■ **Data rows**

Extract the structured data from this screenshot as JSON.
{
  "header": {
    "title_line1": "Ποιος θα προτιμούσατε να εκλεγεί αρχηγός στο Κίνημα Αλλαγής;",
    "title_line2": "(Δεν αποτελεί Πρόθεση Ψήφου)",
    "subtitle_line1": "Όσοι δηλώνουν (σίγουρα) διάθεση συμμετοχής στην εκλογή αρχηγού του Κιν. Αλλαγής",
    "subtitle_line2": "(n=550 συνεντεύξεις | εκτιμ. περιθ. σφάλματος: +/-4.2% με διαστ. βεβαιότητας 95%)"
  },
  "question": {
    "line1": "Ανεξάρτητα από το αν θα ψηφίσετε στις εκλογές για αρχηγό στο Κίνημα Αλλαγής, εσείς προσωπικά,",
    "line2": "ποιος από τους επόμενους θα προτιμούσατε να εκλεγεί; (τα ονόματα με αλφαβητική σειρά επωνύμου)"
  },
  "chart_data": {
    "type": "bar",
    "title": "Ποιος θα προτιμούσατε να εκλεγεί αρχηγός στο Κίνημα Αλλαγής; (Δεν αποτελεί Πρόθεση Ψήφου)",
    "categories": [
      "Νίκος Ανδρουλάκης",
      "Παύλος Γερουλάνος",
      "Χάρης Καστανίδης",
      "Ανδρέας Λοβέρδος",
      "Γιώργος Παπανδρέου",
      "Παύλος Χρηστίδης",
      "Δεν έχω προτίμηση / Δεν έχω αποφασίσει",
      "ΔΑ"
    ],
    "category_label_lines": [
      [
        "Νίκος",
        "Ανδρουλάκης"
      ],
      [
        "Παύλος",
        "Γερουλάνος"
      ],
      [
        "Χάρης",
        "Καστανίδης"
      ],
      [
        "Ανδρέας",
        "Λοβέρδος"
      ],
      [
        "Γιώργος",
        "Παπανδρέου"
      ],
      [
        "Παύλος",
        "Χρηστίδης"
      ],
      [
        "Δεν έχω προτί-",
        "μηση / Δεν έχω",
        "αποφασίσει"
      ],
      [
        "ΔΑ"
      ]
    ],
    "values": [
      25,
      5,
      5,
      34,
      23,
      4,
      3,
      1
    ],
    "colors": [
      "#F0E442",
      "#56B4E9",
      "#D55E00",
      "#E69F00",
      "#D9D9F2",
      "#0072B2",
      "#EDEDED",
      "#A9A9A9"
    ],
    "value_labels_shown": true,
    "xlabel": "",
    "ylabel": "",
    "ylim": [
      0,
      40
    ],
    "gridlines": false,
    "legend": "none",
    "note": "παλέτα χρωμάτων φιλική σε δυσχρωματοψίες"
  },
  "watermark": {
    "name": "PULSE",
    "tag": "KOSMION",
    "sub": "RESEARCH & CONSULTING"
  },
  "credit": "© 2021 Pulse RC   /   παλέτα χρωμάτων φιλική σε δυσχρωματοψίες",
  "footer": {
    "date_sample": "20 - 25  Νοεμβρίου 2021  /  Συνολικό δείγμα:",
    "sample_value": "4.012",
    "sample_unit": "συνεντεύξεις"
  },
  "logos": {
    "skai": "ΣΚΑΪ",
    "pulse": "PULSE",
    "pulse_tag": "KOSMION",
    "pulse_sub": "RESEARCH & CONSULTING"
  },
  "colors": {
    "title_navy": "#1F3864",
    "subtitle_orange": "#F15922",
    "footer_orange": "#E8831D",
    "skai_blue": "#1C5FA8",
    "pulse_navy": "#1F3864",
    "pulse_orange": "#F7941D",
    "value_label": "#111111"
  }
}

---

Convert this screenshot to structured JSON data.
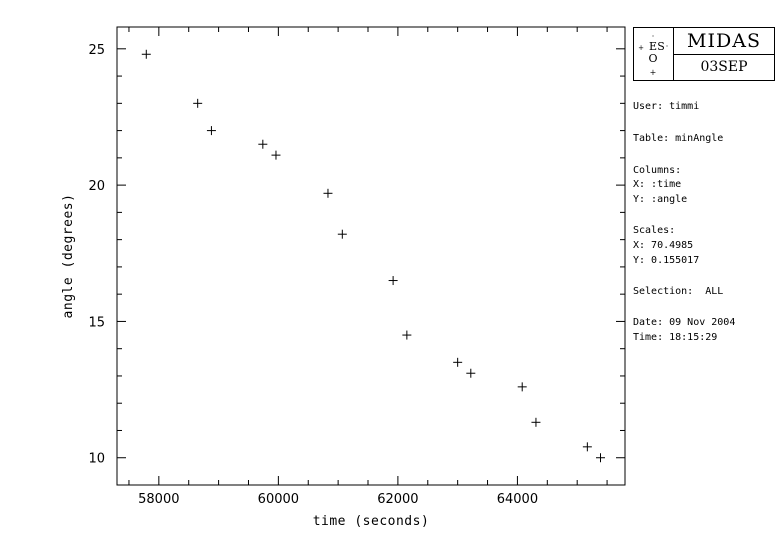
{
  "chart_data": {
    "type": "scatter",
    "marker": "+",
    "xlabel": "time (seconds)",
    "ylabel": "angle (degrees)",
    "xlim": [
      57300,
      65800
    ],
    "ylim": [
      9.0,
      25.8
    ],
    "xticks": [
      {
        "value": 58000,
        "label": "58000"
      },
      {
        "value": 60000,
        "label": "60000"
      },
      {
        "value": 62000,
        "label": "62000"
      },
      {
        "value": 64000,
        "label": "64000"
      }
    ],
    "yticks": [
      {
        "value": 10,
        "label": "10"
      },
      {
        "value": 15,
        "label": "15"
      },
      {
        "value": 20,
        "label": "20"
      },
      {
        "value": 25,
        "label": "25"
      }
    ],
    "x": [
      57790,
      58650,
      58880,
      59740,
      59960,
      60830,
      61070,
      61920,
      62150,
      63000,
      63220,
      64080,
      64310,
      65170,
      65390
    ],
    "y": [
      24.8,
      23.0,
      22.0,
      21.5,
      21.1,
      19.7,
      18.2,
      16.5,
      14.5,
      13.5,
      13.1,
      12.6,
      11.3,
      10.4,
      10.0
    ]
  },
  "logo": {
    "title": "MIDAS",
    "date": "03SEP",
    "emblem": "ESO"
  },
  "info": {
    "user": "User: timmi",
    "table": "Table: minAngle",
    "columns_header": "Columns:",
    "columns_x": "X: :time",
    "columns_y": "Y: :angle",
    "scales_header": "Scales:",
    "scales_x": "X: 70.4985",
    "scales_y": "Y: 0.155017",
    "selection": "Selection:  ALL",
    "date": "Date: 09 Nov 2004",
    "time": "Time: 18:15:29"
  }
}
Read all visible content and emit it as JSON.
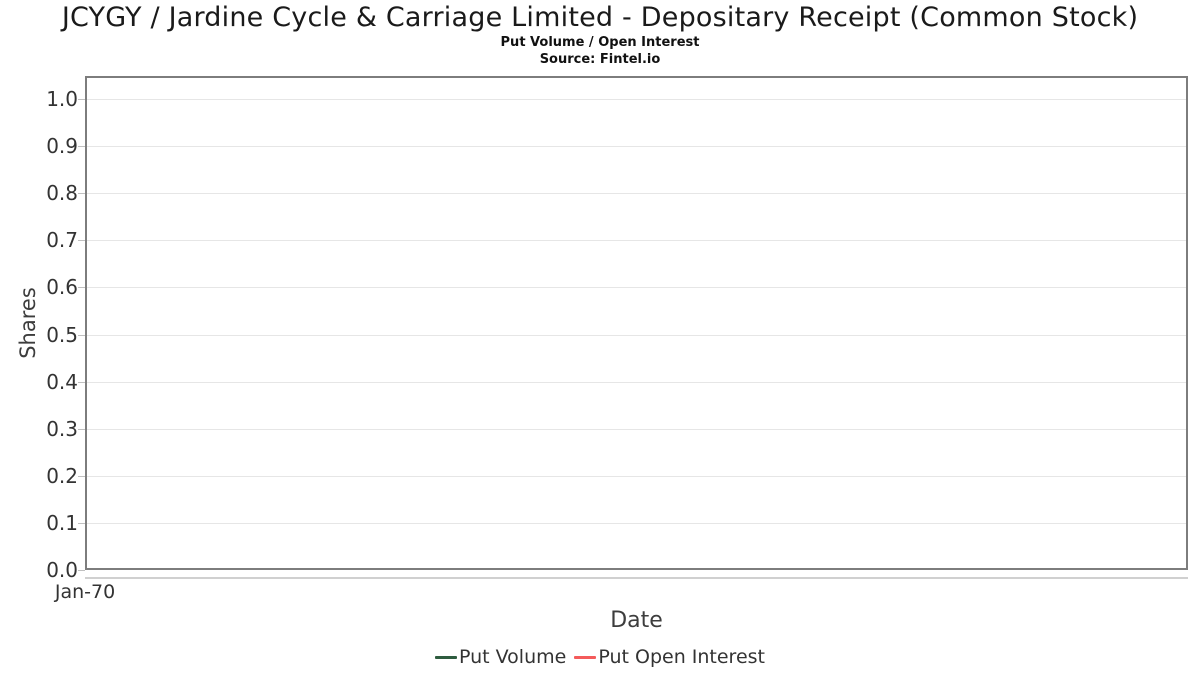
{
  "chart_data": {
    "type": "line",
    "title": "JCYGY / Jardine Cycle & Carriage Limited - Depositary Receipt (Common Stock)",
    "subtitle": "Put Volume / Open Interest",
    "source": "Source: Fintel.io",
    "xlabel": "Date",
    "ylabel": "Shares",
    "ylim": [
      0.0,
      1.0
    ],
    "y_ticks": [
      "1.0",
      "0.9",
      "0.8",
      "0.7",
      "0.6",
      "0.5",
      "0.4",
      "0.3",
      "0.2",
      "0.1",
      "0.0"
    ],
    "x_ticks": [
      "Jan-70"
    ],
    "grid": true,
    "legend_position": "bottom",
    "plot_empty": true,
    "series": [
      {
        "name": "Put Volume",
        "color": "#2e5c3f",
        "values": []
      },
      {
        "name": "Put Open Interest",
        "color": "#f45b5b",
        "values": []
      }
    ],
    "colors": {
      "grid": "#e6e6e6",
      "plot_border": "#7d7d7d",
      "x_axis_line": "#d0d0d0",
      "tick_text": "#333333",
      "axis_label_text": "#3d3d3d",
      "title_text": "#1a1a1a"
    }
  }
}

---

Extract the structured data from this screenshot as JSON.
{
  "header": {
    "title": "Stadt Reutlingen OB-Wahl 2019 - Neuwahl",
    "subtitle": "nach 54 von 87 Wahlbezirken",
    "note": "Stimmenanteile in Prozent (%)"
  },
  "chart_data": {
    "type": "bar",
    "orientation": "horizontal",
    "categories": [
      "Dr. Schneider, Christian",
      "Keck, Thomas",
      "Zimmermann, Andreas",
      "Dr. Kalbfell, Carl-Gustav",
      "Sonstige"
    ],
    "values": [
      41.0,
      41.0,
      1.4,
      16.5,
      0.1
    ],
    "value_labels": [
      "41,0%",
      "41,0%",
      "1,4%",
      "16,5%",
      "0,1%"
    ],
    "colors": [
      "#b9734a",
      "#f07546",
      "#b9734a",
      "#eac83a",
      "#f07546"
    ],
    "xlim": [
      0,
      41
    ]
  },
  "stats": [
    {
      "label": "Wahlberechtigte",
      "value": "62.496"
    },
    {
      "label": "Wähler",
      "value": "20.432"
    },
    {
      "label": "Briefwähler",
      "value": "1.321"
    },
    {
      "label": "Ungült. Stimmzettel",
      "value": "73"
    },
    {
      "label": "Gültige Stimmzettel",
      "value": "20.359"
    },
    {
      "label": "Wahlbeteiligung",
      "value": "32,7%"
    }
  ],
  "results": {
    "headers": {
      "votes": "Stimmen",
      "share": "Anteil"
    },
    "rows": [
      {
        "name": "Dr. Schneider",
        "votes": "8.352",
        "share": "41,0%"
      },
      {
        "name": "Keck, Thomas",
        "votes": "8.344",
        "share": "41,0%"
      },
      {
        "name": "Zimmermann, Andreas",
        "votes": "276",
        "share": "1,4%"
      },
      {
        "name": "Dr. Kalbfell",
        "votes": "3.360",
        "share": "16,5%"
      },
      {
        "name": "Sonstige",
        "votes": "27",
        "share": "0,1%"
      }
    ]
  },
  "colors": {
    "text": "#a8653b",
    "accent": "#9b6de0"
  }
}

■ **Task instructions**
Which lines include the word "name"? Copy every one of them.

■ **Answer in full**
    "name": "PULSE",
        "name": "Put Volume",
        "name": "Put Open Interest",
        "name": "Dr. Schneider",
        "name": "Keck, Thomas",
        "name": "Zimmermann, Andreas",
        "name": "Dr. Kalbfell",
        "name": "Sonstige",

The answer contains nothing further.